__Direction__. From the data that follows, report how many lines hold the string "focus", giving only the number.

__Data shown__.
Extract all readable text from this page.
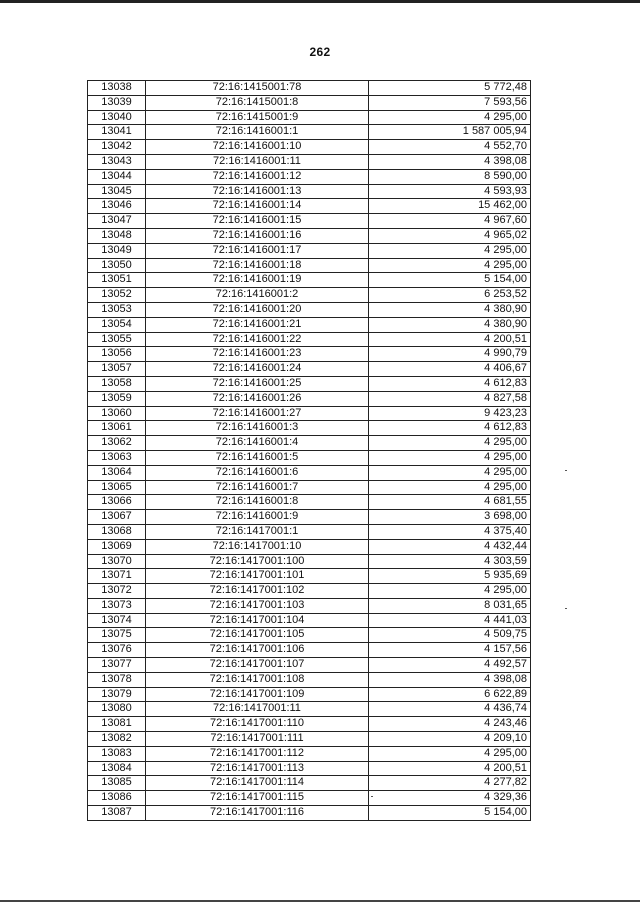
262
13038	72:16:1415001:78	5 772,48
13039	72:16:1415001:8	7 593,56
13040	72:16:1415001:9	4 295,00
13041	72:16:1416001:1	1 587 005,94
13042	72:16:1416001:10	4 552,70
13043	72:16:1416001:11	4 398,08
13044	72:16:1416001:12	8 590,00
13045	72:16:1416001:13	4 593,93
13046	72:16:1416001:14	15 462,00
13047	72:16:1416001:15	4 967,60
13048	72:16:1416001:16	4 965,02
13049	72:16:1416001:17	4 295,00
13050	72:16:1416001:18	4 295,00
13051	72:16:1416001:19	5 154,00
13052	72:16:1416001:2	6 253,52
13053	72:16:1416001:20	4 380,90
13054	72:16:1416001:21	4 380,90
13055	72:16:1416001:22	4 200,51
13056	72:16:1416001:23	4 990,79
13057	72:16:1416001:24	4 406,67
13058	72:16:1416001:25	4 612,83
13059	72:16:1416001:26	4 827,58
13060	72:16:1416001:27	9 423,23
13061	72:16:1416001:3	4 612,83
13062	72:16:1416001:4	4 295,00
13063	72:16:1416001:5	4 295,00
13064	72:16:1416001:6	4 295,00
13065	72:16:1416001:7	4 295,00
13066	72:16:1416001:8	4 681,55
13067	72:16:1416001:9	3 698,00
13068	72:16:1417001:1	4 375,40
13069	72:16:1417001:10	4 432,44
13070	72:16:1417001:100	4 303,59
13071	72:16:1417001:101	5 935,69
13072	72:16:1417001:102	4 295,00
13073	72:16:1417001:103	8 031,65
13074	72:16:1417001:104	4 441,03
13075	72:16:1417001:105	4 509,75
13076	72:16:1417001:106	4 157,56
13077	72:16:1417001:107	4 492,57
13078	72:16:1417001:108	4 398,08
13079	72:16:1417001:109	6 622,89
13080	72:16:1417001:11	4 436,74
13081	72:16:1417001:110	4 243,46
13082	72:16:1417001:111	4 209,10
13083	72:16:1417001:112	4 295,00
13084	72:16:1417001:113	4 200,51
13085	72:16:1417001:114	4 277,82
13086	72:16:1417001:115	4 329,36
13087	72:16:1417001:116	5 154,00
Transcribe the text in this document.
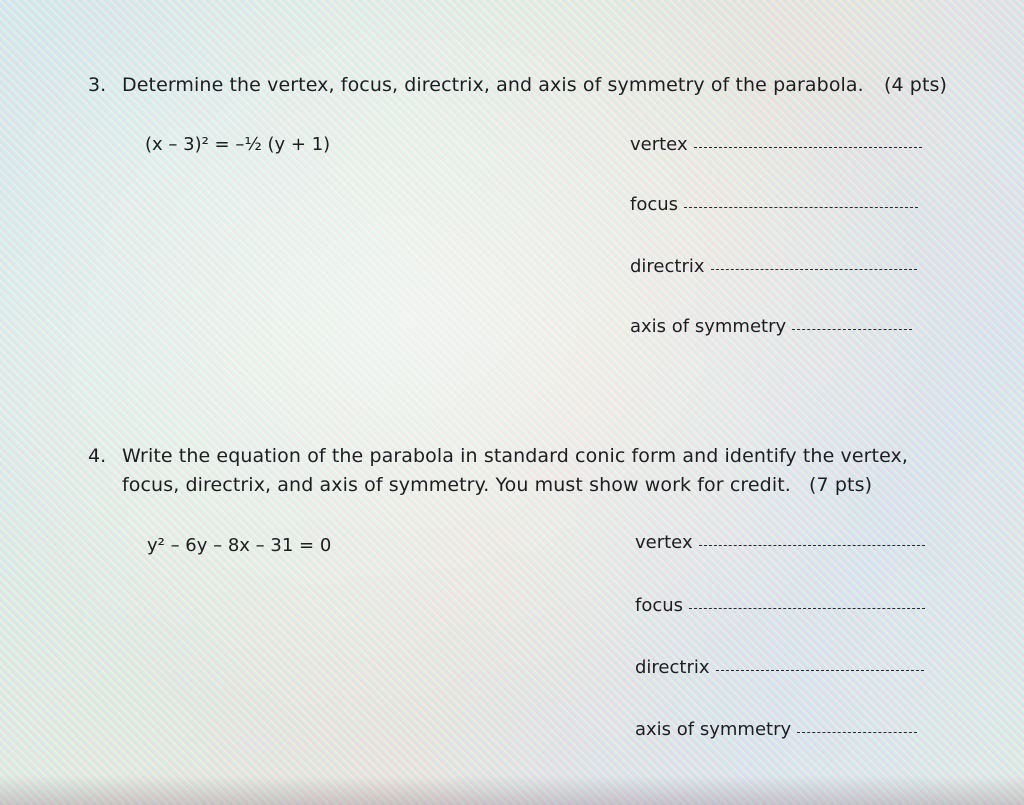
3. Determine the vertex, focus, directrix, and axis of symmetry of the parabola. (4 pts)
(x – 3)² = –½ (y + 1)	vertex
focus
directrix
axis of symmetry
4. Write the equation of the parabola in standard conic form and identify the vertex,
focus, directrix, and axis of symmetry. You must show work for credit. (7 pts)
y² – 6y – 8x – 31 = 0	vertex
focus
directrix
axis of symmetry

__Full answer__. 4